Stated exercise = Search the data for the word "training" and copy every line that contains it.

Start

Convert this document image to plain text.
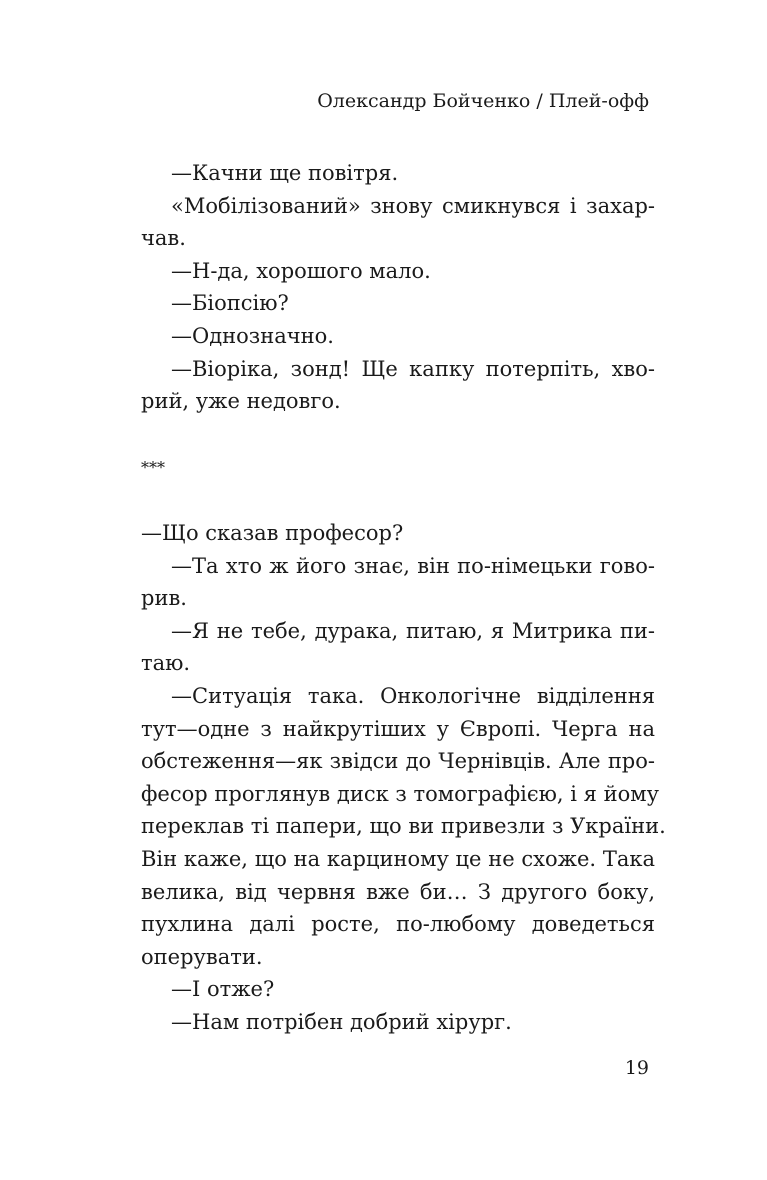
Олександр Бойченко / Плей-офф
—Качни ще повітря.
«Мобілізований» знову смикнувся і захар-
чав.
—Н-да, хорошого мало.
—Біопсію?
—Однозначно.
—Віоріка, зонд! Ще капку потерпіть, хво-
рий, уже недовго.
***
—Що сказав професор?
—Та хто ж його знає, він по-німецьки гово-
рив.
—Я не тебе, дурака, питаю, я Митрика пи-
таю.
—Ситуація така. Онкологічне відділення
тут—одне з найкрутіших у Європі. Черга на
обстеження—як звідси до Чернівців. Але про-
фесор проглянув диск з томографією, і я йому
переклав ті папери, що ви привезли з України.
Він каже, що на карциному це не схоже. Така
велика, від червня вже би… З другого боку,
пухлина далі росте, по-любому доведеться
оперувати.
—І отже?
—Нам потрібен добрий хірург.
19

End
Start

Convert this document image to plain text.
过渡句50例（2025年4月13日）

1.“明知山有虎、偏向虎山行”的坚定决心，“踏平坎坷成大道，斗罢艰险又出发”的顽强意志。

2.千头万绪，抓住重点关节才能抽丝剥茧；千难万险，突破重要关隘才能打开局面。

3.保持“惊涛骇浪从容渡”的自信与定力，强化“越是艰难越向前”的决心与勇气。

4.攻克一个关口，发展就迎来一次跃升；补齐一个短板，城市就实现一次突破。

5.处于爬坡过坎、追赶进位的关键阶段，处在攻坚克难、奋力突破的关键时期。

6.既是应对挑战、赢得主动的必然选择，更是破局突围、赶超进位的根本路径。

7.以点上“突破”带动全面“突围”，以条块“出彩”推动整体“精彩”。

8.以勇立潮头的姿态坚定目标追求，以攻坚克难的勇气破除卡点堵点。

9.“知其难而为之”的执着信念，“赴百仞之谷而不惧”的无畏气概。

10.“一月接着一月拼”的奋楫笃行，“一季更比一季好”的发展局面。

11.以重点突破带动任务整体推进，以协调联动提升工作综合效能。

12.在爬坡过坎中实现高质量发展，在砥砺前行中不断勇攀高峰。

End
Start

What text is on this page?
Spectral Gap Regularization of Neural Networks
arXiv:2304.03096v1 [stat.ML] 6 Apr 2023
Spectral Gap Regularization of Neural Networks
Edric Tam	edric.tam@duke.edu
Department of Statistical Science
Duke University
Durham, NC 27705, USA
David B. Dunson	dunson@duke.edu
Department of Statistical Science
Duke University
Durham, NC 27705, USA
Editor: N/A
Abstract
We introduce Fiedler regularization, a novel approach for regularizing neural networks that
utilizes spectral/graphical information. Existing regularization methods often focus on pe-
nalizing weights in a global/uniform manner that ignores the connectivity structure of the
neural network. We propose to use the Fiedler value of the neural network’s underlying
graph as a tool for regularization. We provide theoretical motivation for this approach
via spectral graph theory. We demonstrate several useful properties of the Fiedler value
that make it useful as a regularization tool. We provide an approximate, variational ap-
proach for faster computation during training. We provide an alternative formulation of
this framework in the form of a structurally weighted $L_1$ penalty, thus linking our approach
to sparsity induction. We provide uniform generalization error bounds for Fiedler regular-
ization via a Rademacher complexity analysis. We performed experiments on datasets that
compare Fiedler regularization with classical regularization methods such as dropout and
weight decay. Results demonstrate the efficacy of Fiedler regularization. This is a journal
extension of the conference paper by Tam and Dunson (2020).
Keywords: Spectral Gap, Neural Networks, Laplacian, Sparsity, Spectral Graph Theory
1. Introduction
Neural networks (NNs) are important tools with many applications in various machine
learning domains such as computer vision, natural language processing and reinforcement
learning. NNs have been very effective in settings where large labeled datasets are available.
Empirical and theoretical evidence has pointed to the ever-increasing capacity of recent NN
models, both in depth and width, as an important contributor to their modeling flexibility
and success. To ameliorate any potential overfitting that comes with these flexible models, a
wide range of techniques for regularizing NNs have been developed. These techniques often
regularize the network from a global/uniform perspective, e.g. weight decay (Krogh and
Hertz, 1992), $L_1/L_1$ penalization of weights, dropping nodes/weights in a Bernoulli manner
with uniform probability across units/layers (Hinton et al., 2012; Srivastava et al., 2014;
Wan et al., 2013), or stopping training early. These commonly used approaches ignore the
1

End

Answer for this exercise =
proach for faster computation during training. We provide an alternative formulation of
Wan et al., 2013), or stopping training early. These commonly used approaches ignore the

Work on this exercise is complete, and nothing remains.